Output the full listing below exactly as it reads, and skip anything that is a picture.

* _SUPPLIED MATERIAL_
<<<<
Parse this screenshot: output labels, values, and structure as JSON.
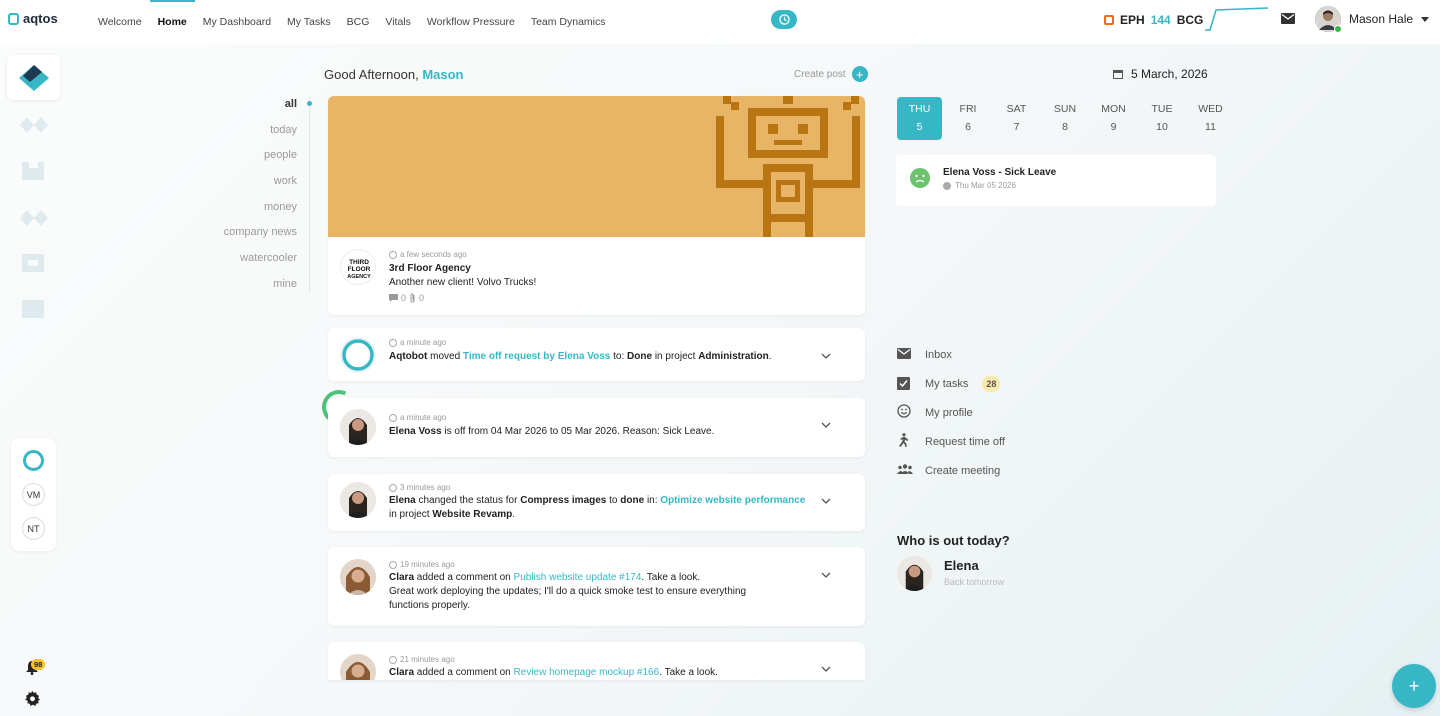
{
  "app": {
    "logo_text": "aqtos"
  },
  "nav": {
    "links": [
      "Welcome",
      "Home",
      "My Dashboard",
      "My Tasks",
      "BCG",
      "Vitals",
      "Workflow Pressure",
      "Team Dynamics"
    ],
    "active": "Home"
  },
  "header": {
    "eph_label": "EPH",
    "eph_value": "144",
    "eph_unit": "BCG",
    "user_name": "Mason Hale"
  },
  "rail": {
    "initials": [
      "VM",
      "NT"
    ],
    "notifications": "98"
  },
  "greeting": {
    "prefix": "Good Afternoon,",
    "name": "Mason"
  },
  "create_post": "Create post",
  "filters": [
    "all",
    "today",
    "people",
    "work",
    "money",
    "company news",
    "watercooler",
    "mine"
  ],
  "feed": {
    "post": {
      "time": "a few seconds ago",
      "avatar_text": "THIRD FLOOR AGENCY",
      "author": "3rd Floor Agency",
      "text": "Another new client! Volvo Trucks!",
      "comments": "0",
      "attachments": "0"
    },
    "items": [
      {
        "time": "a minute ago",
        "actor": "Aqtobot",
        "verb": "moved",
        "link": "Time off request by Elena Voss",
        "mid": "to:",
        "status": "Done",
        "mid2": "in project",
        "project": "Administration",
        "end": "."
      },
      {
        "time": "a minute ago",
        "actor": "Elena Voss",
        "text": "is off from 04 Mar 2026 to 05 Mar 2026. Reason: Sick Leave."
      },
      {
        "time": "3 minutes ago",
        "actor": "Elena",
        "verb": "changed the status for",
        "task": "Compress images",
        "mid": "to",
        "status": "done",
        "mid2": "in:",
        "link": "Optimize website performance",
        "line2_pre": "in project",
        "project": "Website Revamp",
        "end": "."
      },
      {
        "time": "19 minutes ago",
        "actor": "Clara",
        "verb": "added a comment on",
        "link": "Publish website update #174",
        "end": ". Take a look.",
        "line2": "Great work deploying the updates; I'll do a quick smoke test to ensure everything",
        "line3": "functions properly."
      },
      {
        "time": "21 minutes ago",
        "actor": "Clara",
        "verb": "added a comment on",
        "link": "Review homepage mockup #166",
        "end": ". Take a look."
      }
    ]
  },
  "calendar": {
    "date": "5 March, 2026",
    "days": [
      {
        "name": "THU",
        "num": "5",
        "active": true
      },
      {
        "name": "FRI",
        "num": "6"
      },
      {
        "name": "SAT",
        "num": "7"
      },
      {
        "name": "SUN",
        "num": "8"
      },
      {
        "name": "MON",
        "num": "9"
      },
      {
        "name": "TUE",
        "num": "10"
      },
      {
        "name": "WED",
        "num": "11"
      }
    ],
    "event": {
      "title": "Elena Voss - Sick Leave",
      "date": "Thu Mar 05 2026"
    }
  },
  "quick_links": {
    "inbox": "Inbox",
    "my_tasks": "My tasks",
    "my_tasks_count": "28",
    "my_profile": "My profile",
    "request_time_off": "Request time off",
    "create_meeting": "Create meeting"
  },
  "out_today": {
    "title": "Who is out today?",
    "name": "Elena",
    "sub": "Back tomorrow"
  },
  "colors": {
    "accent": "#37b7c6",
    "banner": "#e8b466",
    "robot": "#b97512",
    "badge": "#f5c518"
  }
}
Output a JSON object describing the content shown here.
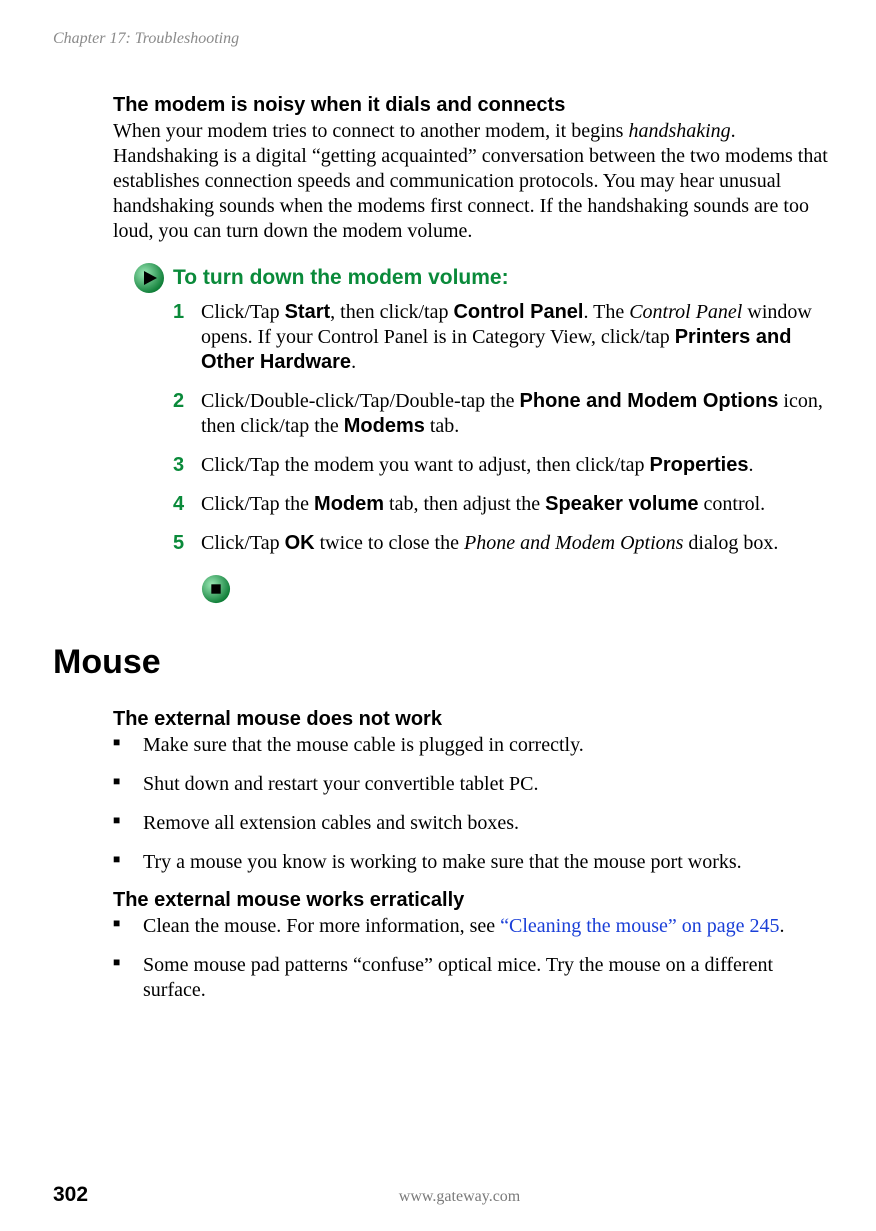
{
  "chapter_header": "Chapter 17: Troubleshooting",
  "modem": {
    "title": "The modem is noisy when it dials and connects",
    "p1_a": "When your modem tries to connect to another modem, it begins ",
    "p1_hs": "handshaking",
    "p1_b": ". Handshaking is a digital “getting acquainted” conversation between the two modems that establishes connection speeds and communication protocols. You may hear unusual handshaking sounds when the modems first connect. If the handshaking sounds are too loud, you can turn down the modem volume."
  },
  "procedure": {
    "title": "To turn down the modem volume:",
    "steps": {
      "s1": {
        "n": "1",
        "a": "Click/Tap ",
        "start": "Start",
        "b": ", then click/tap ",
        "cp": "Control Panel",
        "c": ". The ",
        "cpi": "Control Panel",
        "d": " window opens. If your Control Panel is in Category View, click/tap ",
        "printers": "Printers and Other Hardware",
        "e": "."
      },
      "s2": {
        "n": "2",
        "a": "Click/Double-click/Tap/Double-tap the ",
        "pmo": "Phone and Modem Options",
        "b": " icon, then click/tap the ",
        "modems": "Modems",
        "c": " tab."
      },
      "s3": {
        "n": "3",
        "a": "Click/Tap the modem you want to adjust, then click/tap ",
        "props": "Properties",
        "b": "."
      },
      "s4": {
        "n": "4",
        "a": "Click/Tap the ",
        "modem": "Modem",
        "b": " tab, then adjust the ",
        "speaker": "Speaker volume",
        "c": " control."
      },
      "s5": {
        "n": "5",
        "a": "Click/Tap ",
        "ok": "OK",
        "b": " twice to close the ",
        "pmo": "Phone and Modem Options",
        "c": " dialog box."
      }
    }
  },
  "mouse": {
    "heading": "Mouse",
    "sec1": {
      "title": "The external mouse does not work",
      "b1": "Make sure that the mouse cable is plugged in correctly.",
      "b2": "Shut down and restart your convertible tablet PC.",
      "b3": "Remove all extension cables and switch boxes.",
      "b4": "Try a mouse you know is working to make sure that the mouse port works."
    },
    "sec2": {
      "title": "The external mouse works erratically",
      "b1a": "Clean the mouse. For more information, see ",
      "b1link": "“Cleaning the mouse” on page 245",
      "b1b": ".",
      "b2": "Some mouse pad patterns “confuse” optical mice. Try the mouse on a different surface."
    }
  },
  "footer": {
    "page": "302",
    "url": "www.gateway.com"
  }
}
>>>>
* _ANSWER TO THE EXERCISE_
Parse this screenshot: output labels, values, and structure as JSON.
{
  "app": {
    "logo_text": "aqtos"
  },
  "nav": {
    "links": [
      "Welcome",
      "Home",
      "My Dashboard",
      "My Tasks",
      "BCG",
      "Vitals",
      "Workflow Pressure",
      "Team Dynamics"
    ],
    "active": "Home"
  },
  "header": {
    "eph_label": "EPH",
    "eph_value": "144",
    "eph_unit": "BCG",
    "user_name": "Mason Hale"
  },
  "rail": {
    "initials": [
      "VM",
      "NT"
    ],
    "notifications": "98"
  },
  "greeting": {
    "prefix": "Good Afternoon,",
    "name": "Mason"
  },
  "create_post": "Create post",
  "filters": [
    "all",
    "today",
    "people",
    "work",
    "money",
    "company news",
    "watercooler",
    "mine"
  ],
  "feed": {
    "post": {
      "time": "a few seconds ago",
      "avatar_text": "THIRD FLOOR AGENCY",
      "author": "3rd Floor Agency",
      "text": "Another new client! Volvo Trucks!",
      "comments": "0",
      "attachments": "0"
    },
    "items": [
      {
        "time": "a minute ago",
        "actor": "Aqtobot",
        "verb": "moved",
        "link": "Time off request by Elena Voss",
        "mid": "to:",
        "status": "Done",
        "mid2": "in project",
        "project": "Administration",
        "end": "."
      },
      {
        "time": "a minute ago",
        "actor": "Elena Voss",
        "text": "is off from 04 Mar 2026 to 05 Mar 2026. Reason: Sick Leave."
      },
      {
        "time": "3 minutes ago",
        "actor": "Elena",
        "verb": "changed the status for",
        "task": "Compress images",
        "mid": "to",
        "status": "done",
        "mid2": "in:",
        "link": "Optimize website performance",
        "line2_pre": "in project",
        "project": "Website Revamp",
        "end": "."
      },
      {
        "time": "19 minutes ago",
        "actor": "Clara",
        "verb": "added a comment on",
        "link": "Publish website update #174",
        "end": ". Take a look.",
        "line2": "Great work deploying the updates; I'll do a quick smoke test to ensure everything",
        "line3": "functions properly."
      },
      {
        "time": "21 minutes ago",
        "actor": "Clara",
        "verb": "added a comment on",
        "link": "Review homepage mockup #166",
        "end": ". Take a look."
      }
    ]
  },
  "calendar": {
    "date": "5 March, 2026",
    "days": [
      {
        "name": "THU",
        "num": "5",
        "active": true
      },
      {
        "name": "FRI",
        "num": "6"
      },
      {
        "name": "SAT",
        "num": "7"
      },
      {
        "name": "SUN",
        "num": "8"
      },
      {
        "name": "MON",
        "num": "9"
      },
      {
        "name": "TUE",
        "num": "10"
      },
      {
        "name": "WED",
        "num": "11"
      }
    ],
    "event": {
      "title": "Elena Voss - Sick Leave",
      "date": "Thu Mar 05 2026"
    }
  },
  "quick_links": {
    "inbox": "Inbox",
    "my_tasks": "My tasks",
    "my_tasks_count": "28",
    "my_profile": "My profile",
    "request_time_off": "Request time off",
    "create_meeting": "Create meeting"
  },
  "out_today": {
    "title": "Who is out today?",
    "name": "Elena",
    "sub": "Back tomorrow"
  },
  "colors": {
    "accent": "#37b7c6",
    "banner": "#e8b466",
    "robot": "#b97512",
    "badge": "#f5c518"
  }
}
Output a JSON object describing the content shown here.
{
  "chapter_header": "Chapter 17: Troubleshooting",
  "modem": {
    "title": "The modem is noisy when it dials and connects",
    "p1_a": "When your modem tries to connect to another modem, it begins ",
    "p1_hs": "handshaking",
    "p1_b": ". Handshaking is a digital “getting acquainted” conversation between the two modems that establishes connection speeds and communication protocols. You may hear unusual handshaking sounds when the modems first connect. If the handshaking sounds are too loud, you can turn down the modem volume."
  },
  "procedure": {
    "title": "To turn down the modem volume:",
    "steps": {
      "s1": {
        "n": "1",
        "a": "Click/Tap ",
        "start": "Start",
        "b": ", then click/tap ",
        "cp": "Control Panel",
        "c": ". The ",
        "cpi": "Control Panel",
        "d": " window opens. If your Control Panel is in Category View, click/tap ",
        "printers": "Printers and Other Hardware",
        "e": "."
      },
      "s2": {
        "n": "2",
        "a": "Click/Double-click/Tap/Double-tap the ",
        "pmo": "Phone and Modem Options",
        "b": " icon, then click/tap the ",
        "modems": "Modems",
        "c": " tab."
      },
      "s3": {
        "n": "3",
        "a": "Click/Tap the modem you want to adjust, then click/tap ",
        "props": "Properties",
        "b": "."
      },
      "s4": {
        "n": "4",
        "a": "Click/Tap the ",
        "modem": "Modem",
        "b": " tab, then adjust the ",
        "speaker": "Speaker volume",
        "c": " control."
      },
      "s5": {
        "n": "5",
        "a": "Click/Tap ",
        "ok": "OK",
        "b": " twice to close the ",
        "pmo": "Phone and Modem Options",
        "c": " dialog box."
      }
    }
  },
  "mouse": {
    "heading": "Mouse",
    "sec1": {
      "title": "The external mouse does not work",
      "b1": "Make sure that the mouse cable is plugged in correctly.",
      "b2": "Shut down and restart your convertible tablet PC.",
      "b3": "Remove all extension cables and switch boxes.",
      "b4": "Try a mouse you know is working to make sure that the mouse port works."
    },
    "sec2": {
      "title": "The external mouse works erratically",
      "b1a": "Clean the mouse. For more information, see ",
      "b1link": "“Cleaning the mouse” on page 245",
      "b1b": ".",
      "b2": "Some mouse pad patterns “confuse” optical mice. Try the mouse on a different surface."
    }
  },
  "footer": {
    "page": "302",
    "url": "www.gateway.com"
  }
}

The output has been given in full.